## WHAT IS REQUIRED
Write out the material exactly. Do not include the pictures.

━━━━━━━━

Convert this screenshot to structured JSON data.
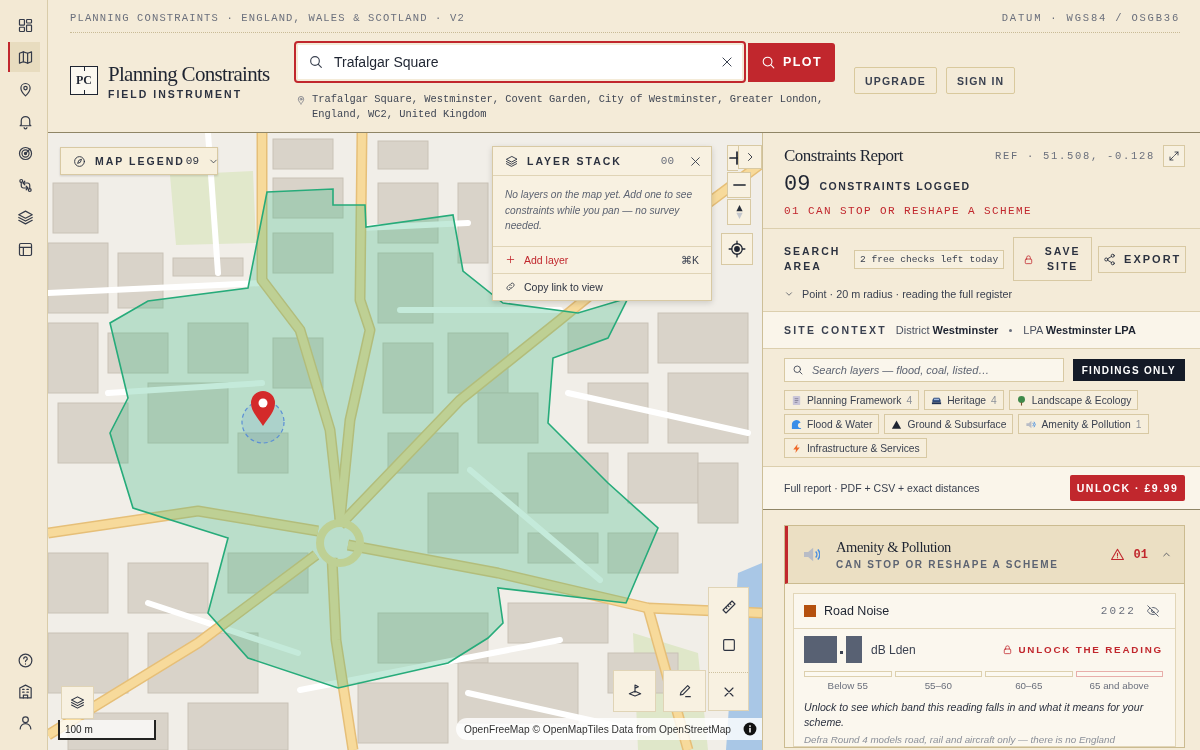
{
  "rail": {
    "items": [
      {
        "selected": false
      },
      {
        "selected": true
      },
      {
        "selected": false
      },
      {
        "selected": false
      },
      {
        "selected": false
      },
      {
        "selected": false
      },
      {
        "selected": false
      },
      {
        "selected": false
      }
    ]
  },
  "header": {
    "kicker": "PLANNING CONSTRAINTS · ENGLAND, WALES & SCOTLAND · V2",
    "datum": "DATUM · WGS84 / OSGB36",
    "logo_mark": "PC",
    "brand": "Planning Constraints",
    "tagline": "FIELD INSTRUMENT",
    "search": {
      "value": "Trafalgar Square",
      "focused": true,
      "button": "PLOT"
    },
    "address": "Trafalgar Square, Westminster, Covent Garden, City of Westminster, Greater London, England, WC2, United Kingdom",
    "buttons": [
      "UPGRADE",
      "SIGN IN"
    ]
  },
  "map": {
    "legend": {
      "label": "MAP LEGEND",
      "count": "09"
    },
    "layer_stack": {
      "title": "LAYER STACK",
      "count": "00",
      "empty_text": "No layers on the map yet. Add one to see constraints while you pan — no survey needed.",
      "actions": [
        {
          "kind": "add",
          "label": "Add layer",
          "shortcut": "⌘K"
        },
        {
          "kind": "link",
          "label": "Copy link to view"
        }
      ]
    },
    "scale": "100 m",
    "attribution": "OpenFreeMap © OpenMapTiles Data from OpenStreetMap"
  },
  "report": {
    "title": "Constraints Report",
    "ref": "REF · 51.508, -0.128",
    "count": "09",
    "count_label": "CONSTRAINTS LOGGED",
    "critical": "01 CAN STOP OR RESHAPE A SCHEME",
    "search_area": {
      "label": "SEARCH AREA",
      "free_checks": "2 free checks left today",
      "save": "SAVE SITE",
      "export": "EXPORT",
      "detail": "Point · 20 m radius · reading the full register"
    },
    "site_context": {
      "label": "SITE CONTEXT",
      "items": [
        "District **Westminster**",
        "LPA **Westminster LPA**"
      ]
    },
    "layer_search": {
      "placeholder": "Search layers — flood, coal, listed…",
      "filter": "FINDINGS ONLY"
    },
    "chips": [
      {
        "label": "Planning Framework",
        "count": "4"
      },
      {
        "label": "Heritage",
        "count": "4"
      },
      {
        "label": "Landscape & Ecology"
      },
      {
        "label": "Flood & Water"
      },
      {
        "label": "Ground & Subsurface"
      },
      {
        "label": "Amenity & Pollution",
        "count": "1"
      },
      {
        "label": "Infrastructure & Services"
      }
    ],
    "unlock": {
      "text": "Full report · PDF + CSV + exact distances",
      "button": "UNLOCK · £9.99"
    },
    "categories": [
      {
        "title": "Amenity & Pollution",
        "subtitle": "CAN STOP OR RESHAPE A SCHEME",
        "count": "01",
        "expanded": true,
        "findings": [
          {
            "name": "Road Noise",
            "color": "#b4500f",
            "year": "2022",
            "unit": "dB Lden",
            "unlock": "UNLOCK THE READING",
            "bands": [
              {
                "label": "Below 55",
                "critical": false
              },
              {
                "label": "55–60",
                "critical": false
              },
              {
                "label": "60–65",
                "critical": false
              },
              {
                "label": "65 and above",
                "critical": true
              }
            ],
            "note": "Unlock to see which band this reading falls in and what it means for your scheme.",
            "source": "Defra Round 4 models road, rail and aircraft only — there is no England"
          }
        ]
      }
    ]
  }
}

━━━━━━━━

## EXERCISE OUTPUT
Convert this screenshot to structured JSON data.
{
  "rail": {
    "items": [
      {
        "selected": false
      },
      {
        "selected": true
      },
      {
        "selected": false
      },
      {
        "selected": false
      },
      {
        "selected": false
      },
      {
        "selected": false
      },
      {
        "selected": false
      },
      {
        "selected": false
      }
    ]
  },
  "header": {
    "kicker": "PLANNING CONSTRAINTS · ENGLAND, WALES & SCOTLAND · V2",
    "datum": "DATUM · WGS84 / OSGB36",
    "logo_mark": "PC",
    "brand": "Planning Constraints",
    "tagline": "FIELD INSTRUMENT",
    "search": {
      "value": "Trafalgar Square",
      "focused": true,
      "button": "PLOT"
    },
    "address": "Trafalgar Square, Westminster, Covent Garden, City of Westminster, Greater London, England, WC2, United Kingdom",
    "buttons": [
      "UPGRADE",
      "SIGN IN"
    ]
  },
  "map": {
    "legend": {
      "label": "MAP LEGEND",
      "count": "09"
    },
    "layer_stack": {
      "title": "LAYER STACK",
      "count": "00",
      "empty_text": "No layers on the map yet. Add one to see constraints while you pan — no survey needed.",
      "actions": [
        {
          "kind": "add",
          "label": "Add layer",
          "shortcut": "⌘K"
        },
        {
          "kind": "link",
          "label": "Copy link to view"
        }
      ]
    },
    "scale": "100 m",
    "attribution": "OpenFreeMap © OpenMapTiles Data from OpenStreetMap"
  },
  "report": {
    "title": "Constraints Report",
    "ref": "REF · 51.508, -0.128",
    "count": "09",
    "count_label": "CONSTRAINTS LOGGED",
    "critical": "01 CAN STOP OR RESHAPE A SCHEME",
    "search_area": {
      "label": "SEARCH AREA",
      "free_checks": "2 free checks left today",
      "save": "SAVE SITE",
      "export": "EXPORT",
      "detail": "Point · 20 m radius · reading the full register"
    },
    "site_context": {
      "label": "SITE CONTEXT",
      "items": [
        "District **Westminster**",
        "LPA **Westminster LPA**"
      ]
    },
    "layer_search": {
      "placeholder": "Search layers — flood, coal, listed…",
      "filter": "FINDINGS ONLY"
    },
    "chips": [
      {
        "label": "Planning Framework",
        "count": "4"
      },
      {
        "label": "Heritage",
        "count": "4"
      },
      {
        "label": "Landscape & Ecology"
      },
      {
        "label": "Flood & Water"
      },
      {
        "label": "Ground & Subsurface"
      },
      {
        "label": "Amenity & Pollution",
        "count": "1"
      },
      {
        "label": "Infrastructure & Services"
      }
    ],
    "unlock": {
      "text": "Full report · PDF + CSV + exact distances",
      "button": "UNLOCK · £9.99"
    },
    "categories": [
      {
        "title": "Amenity & Pollution",
        "subtitle": "CAN STOP OR RESHAPE A SCHEME",
        "count": "01",
        "expanded": true,
        "findings": [
          {
            "name": "Road Noise",
            "color": "#b4500f",
            "year": "2022",
            "unit": "dB Lden",
            "unlock": "UNLOCK THE READING",
            "bands": [
              {
                "label": "Below 55",
                "critical": false
              },
              {
                "label": "55–60",
                "critical": false
              },
              {
                "label": "60–65",
                "critical": false
              },
              {
                "label": "65 and above",
                "critical": true
              }
            ],
            "note": "Unlock to see which band this reading falls in and what it means for your scheme.",
            "source": "Defra Round 4 models road, rail and aircraft only — there is no England"
          }
        ]
      }
    ]
  }
}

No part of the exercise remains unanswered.